• Records for processing
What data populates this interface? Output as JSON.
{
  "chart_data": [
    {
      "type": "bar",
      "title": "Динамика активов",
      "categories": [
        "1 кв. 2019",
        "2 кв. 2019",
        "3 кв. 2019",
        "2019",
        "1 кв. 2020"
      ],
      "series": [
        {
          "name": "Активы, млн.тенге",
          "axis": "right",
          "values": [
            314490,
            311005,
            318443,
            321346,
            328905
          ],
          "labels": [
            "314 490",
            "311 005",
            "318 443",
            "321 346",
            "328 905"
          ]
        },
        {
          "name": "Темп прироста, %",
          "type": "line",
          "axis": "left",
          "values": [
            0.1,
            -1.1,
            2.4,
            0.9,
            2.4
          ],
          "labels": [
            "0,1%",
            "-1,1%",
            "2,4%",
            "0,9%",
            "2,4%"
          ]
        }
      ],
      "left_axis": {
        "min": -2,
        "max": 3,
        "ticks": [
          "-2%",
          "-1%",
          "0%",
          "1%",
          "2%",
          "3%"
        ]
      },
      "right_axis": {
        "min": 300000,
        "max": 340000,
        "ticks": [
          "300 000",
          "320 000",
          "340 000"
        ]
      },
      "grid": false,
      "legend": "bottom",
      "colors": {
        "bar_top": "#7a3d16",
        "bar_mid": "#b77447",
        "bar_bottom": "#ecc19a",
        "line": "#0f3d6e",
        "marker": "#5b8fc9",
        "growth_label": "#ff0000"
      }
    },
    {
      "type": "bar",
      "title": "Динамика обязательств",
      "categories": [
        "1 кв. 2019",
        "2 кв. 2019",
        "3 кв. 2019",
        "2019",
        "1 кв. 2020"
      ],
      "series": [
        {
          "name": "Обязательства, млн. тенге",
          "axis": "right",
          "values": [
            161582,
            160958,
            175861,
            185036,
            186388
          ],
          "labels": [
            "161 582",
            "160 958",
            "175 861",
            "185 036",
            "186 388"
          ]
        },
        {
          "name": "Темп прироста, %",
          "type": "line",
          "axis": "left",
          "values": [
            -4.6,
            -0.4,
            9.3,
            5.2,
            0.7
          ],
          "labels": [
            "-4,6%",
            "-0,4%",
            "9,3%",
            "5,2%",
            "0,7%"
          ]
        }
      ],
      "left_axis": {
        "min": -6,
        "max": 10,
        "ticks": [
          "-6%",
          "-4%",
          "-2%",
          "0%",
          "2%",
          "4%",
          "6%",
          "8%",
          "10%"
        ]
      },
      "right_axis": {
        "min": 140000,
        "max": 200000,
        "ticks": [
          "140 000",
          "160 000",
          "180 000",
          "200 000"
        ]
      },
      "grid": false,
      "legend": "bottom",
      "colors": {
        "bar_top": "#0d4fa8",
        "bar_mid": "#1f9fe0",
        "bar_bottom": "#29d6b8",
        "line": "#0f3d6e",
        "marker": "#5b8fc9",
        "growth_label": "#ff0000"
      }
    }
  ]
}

• Exercise
For the material, find the number of lines holding the word "тенге" and give that figure and nothing more.

• Response below
2